WORK TO COMPLETE:
Work out how many lines contain "Häusner". Reply with the count alone.
● ● ● ●
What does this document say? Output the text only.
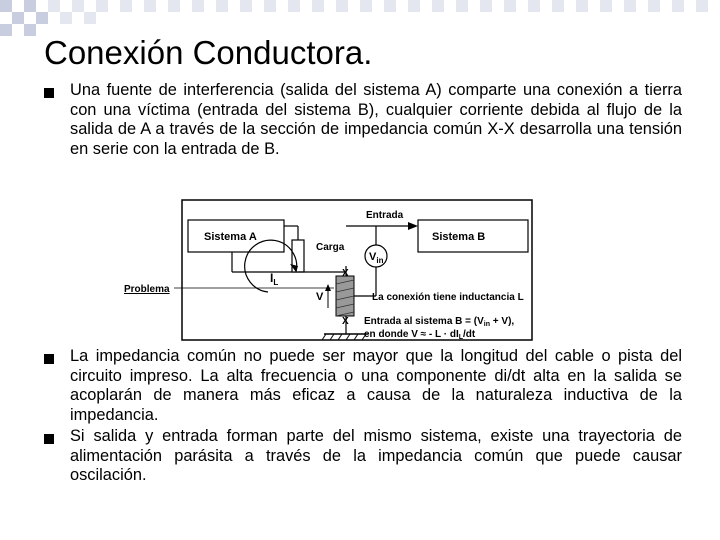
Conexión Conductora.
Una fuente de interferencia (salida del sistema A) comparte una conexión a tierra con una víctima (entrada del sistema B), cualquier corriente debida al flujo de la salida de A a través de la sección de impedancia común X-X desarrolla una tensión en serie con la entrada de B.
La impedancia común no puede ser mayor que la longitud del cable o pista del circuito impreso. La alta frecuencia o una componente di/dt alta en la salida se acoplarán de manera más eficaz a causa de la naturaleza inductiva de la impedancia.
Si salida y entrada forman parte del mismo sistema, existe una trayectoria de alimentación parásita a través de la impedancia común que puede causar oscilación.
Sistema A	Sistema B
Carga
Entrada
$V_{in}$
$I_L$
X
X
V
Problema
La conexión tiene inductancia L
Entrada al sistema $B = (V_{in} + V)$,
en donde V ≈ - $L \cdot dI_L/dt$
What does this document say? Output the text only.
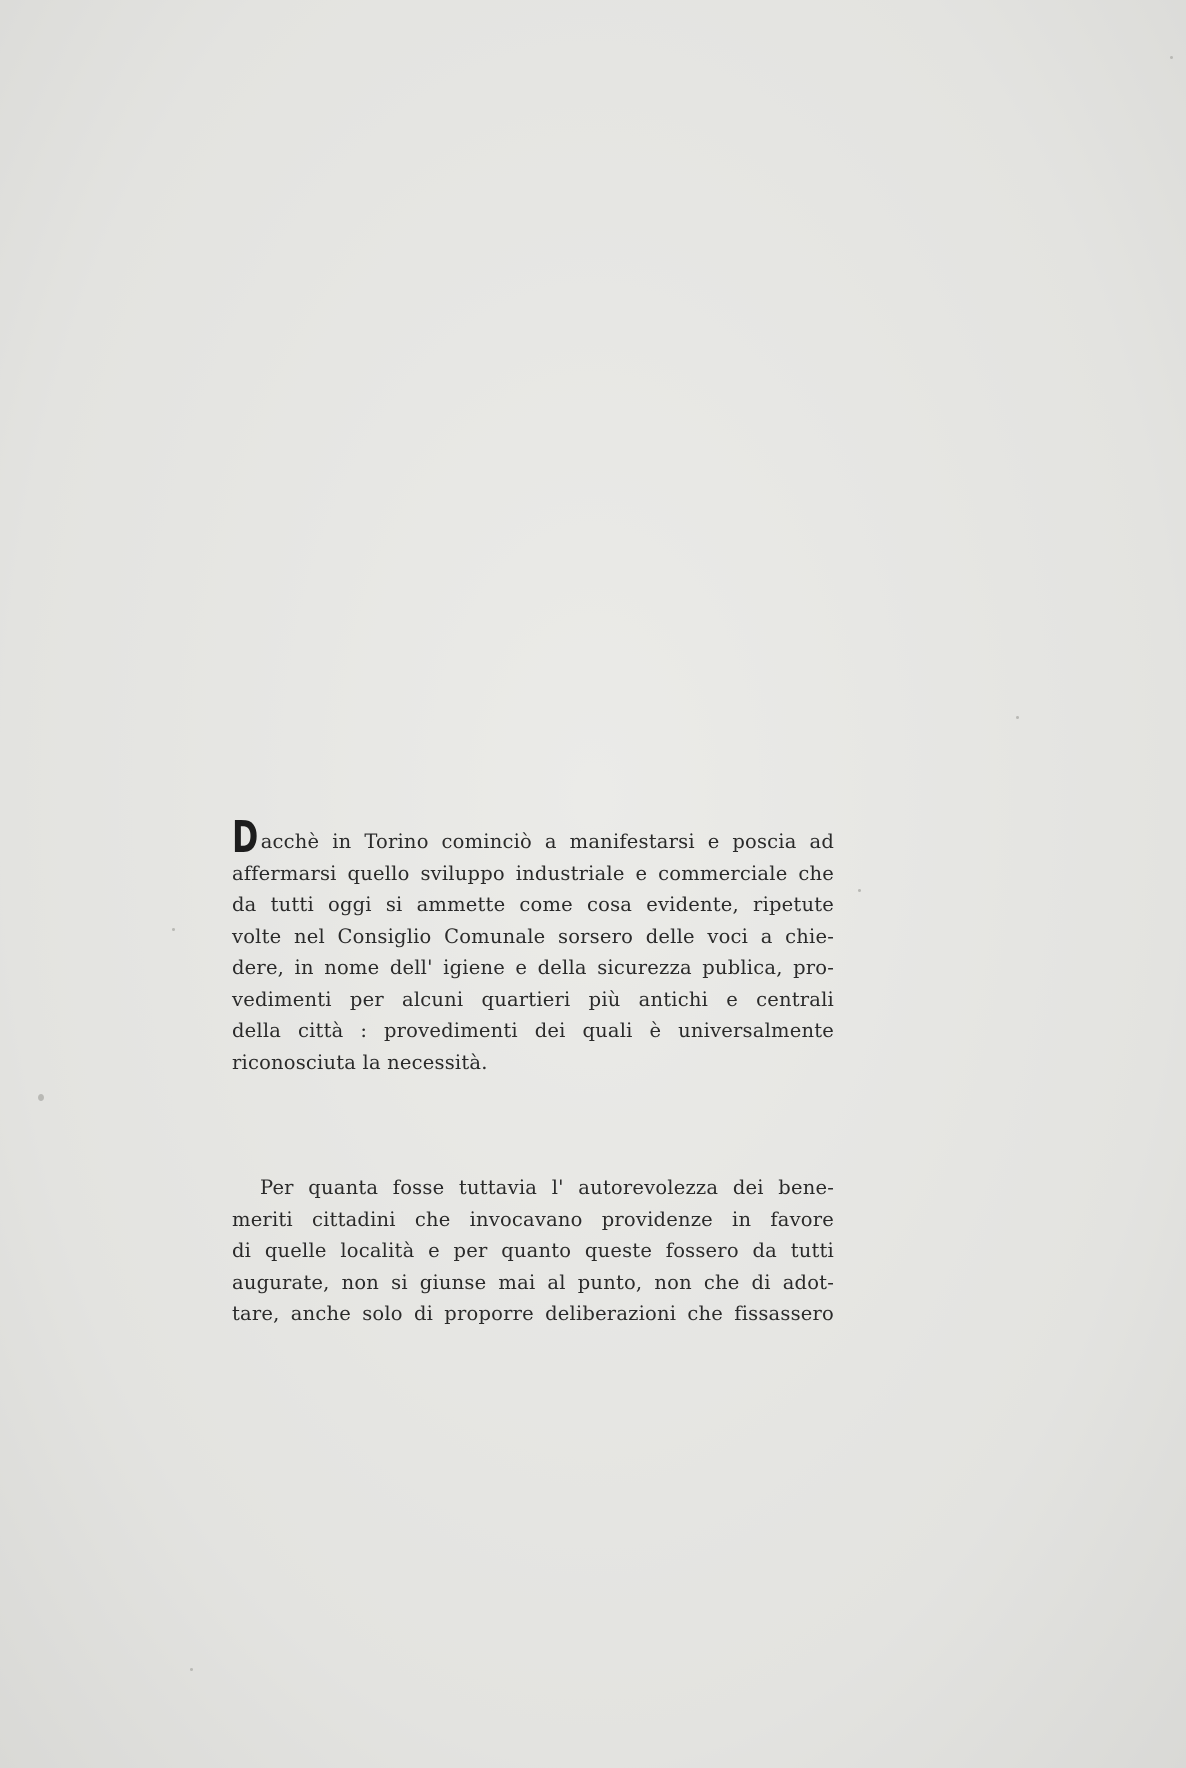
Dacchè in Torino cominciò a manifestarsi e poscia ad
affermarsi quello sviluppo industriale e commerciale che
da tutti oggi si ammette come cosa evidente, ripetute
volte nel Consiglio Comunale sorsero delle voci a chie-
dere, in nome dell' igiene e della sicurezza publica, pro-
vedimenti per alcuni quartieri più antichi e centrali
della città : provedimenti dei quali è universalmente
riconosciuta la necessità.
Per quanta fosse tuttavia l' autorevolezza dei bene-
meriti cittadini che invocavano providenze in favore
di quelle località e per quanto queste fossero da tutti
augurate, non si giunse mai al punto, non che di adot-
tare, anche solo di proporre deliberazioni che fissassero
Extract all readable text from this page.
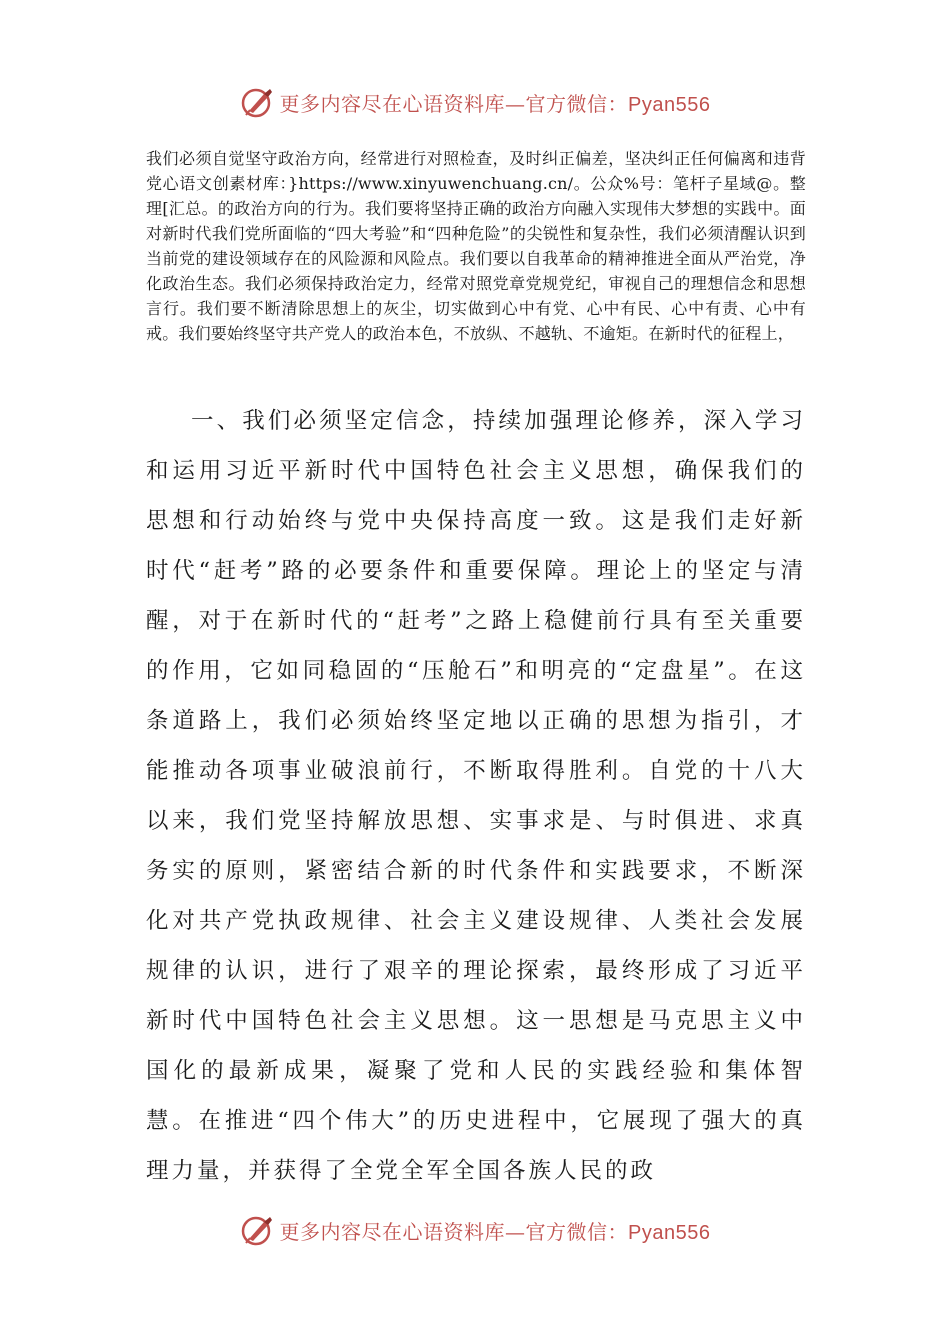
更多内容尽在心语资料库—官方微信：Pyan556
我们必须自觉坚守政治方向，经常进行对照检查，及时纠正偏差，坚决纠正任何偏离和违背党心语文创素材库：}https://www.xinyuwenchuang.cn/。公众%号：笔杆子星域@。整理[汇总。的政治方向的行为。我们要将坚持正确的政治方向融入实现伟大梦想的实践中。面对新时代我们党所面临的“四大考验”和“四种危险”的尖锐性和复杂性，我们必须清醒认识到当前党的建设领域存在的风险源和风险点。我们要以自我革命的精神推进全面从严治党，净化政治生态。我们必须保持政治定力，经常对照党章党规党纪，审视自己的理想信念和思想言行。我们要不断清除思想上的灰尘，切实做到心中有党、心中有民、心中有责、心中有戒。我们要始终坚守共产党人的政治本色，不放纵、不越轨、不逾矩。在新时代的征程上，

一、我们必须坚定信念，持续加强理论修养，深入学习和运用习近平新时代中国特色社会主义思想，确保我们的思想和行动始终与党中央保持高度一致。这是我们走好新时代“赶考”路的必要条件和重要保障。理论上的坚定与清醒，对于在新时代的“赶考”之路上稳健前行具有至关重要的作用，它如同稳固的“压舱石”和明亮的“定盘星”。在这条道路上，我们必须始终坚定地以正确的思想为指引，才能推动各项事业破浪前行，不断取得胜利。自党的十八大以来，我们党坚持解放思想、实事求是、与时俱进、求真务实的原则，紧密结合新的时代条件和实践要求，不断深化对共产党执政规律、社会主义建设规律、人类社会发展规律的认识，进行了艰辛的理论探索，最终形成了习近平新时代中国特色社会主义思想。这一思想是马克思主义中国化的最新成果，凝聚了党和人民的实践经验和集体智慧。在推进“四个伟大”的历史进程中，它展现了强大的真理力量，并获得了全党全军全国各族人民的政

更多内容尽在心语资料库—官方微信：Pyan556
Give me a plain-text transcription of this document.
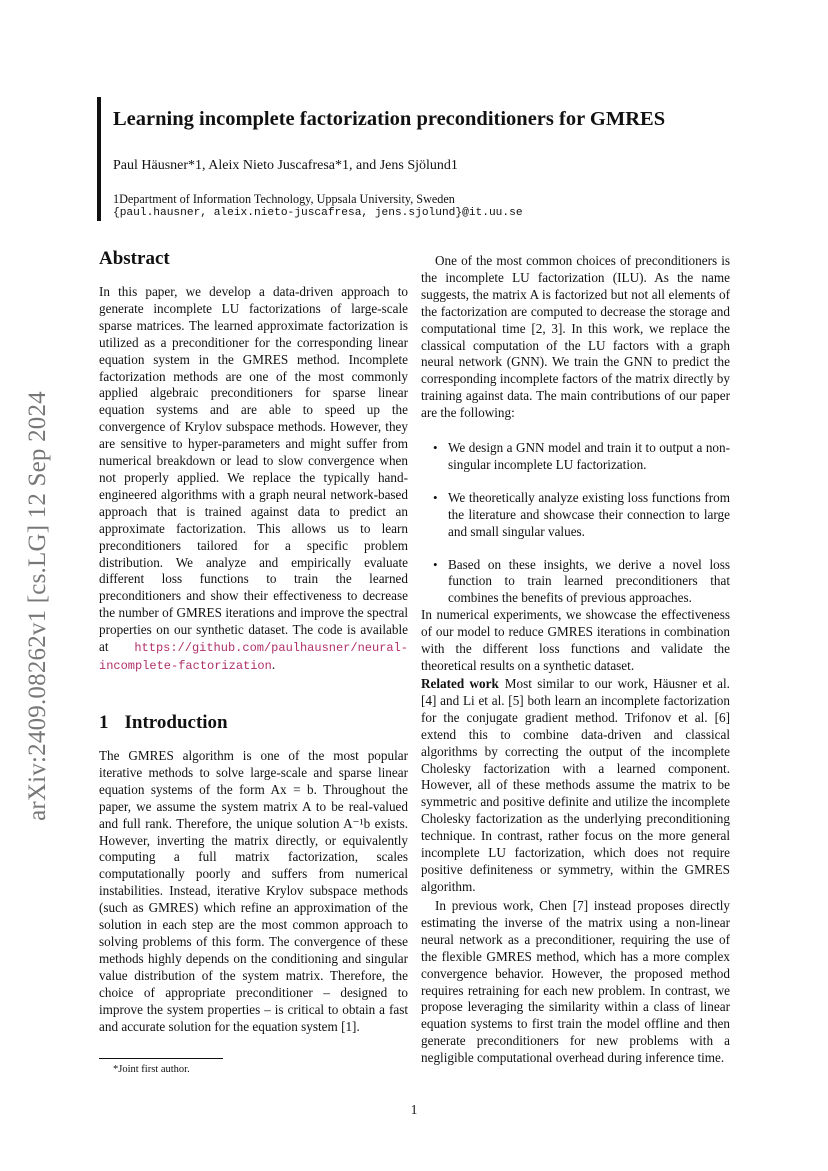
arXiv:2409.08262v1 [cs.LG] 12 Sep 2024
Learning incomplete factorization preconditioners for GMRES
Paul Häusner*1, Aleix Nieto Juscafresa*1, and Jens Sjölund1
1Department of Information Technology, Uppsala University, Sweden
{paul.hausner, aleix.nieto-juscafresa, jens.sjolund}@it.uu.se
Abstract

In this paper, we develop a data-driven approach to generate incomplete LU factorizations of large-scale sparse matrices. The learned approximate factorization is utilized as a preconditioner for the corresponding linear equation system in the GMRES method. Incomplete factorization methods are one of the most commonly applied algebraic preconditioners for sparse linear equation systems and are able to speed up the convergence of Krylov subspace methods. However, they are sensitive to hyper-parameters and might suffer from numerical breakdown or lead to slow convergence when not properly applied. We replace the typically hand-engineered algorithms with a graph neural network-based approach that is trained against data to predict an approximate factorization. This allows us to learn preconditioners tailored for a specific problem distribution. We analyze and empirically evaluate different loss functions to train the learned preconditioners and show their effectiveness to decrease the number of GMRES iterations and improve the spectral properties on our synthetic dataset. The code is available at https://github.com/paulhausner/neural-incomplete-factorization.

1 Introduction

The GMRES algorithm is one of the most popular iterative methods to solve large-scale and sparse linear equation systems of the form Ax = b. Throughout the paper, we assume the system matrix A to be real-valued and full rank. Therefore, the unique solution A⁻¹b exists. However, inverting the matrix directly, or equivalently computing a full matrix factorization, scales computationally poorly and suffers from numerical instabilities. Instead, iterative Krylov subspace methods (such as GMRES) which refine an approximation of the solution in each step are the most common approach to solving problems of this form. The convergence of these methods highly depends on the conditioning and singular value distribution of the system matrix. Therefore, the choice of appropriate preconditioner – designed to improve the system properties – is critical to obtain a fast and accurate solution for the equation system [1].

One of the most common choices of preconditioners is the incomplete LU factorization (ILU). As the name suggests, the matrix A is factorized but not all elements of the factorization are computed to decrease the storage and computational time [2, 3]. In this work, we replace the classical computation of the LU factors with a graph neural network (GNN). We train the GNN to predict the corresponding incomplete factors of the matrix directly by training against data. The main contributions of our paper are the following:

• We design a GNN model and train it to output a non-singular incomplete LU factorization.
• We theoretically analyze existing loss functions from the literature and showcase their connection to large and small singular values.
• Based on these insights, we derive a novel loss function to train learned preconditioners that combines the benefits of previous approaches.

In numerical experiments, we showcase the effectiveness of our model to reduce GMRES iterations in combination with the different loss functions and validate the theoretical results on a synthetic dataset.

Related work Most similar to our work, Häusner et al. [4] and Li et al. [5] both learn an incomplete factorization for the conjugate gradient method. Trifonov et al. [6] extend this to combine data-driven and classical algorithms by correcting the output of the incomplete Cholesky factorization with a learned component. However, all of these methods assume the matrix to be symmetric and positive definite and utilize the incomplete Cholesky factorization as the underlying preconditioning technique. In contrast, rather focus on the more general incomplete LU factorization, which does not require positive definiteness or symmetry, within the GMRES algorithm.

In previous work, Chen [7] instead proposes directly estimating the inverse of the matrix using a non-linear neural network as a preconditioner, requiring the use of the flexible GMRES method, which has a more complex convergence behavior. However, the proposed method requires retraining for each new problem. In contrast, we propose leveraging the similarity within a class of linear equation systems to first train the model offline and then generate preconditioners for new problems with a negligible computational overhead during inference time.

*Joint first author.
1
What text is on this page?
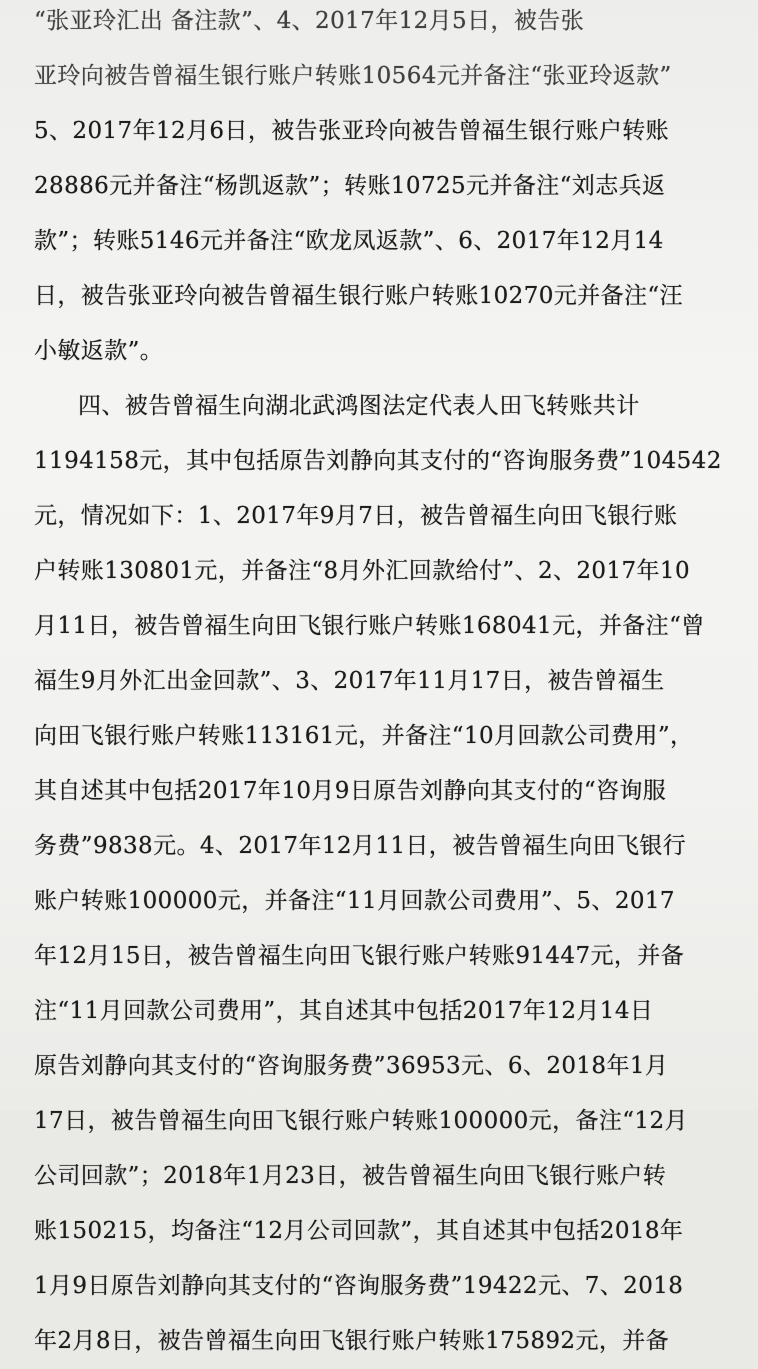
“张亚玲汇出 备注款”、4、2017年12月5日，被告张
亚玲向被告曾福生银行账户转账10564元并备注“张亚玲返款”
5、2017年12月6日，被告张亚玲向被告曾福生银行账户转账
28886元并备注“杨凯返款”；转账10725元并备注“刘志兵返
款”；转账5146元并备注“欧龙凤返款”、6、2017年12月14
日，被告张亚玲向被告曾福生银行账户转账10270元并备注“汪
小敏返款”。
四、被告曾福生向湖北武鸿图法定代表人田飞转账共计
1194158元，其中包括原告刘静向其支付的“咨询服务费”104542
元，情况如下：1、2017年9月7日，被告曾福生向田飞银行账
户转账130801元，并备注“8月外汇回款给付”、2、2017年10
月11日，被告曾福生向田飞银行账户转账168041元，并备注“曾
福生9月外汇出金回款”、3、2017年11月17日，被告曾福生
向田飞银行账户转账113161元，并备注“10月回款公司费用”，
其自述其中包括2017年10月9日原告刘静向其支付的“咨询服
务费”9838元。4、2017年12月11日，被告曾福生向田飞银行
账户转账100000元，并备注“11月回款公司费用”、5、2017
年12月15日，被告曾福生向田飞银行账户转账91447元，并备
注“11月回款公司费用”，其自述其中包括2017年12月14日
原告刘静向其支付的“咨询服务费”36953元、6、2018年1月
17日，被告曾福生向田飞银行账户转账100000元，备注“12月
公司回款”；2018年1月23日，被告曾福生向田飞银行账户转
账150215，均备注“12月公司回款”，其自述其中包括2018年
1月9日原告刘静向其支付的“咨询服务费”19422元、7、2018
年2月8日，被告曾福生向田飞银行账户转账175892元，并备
● ● ● ●
EXERCISE RESULT:
2